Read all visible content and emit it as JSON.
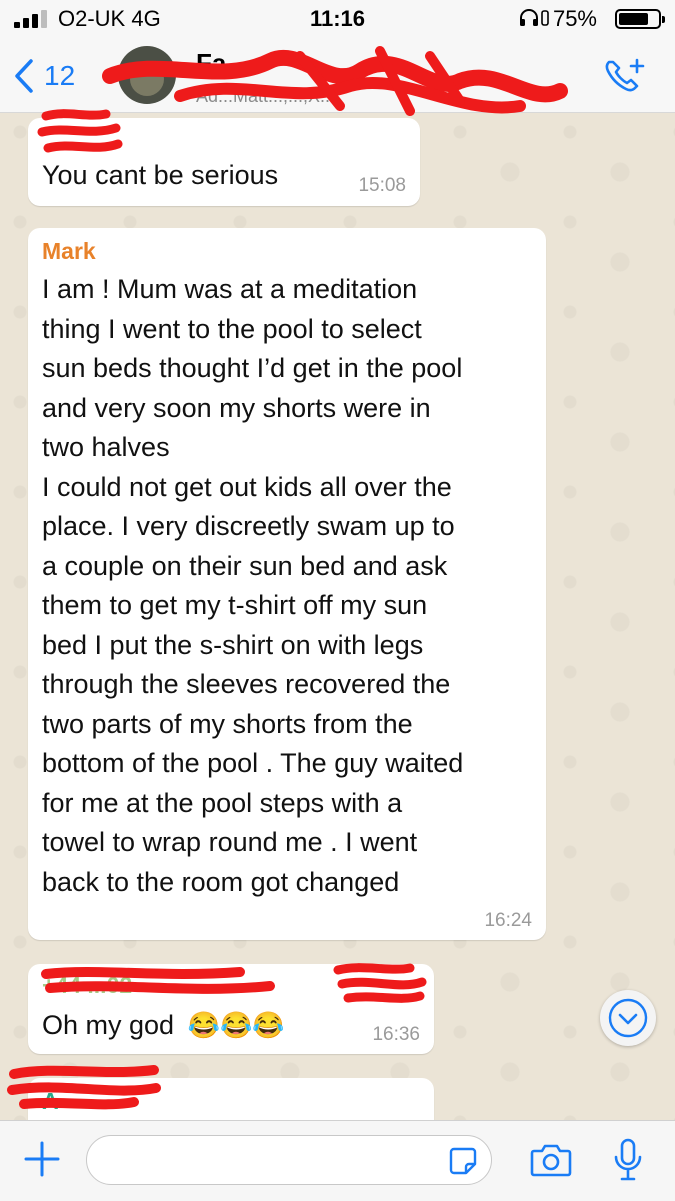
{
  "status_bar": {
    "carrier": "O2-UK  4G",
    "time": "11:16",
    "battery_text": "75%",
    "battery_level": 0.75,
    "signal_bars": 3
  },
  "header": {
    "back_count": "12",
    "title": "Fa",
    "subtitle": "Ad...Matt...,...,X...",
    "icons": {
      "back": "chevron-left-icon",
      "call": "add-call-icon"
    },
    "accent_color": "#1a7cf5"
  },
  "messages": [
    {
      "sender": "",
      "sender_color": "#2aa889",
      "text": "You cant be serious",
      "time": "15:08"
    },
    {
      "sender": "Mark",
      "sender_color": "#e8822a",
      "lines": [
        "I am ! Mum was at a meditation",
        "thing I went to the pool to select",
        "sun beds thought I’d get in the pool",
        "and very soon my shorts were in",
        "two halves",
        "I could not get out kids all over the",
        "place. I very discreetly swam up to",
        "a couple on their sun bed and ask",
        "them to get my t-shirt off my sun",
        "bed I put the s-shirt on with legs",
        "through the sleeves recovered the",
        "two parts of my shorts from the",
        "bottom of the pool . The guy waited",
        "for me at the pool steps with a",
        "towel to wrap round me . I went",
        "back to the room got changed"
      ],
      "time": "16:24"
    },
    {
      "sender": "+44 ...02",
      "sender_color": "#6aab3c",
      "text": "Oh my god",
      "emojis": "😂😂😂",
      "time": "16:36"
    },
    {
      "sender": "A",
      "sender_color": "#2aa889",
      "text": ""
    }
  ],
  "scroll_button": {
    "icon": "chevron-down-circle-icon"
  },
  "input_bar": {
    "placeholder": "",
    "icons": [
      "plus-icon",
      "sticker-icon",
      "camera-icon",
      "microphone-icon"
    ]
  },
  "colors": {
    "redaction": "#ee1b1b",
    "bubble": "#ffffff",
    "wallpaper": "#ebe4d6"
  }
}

# # # # # # #

=== What needs to be done ===
Lines holding the word "shirt" in the entries above are the ones to pull out. Copy them all.

=== Output below ===
        "them to get my t-shirt off my sun",
        "bed I put the s-shirt on with legs",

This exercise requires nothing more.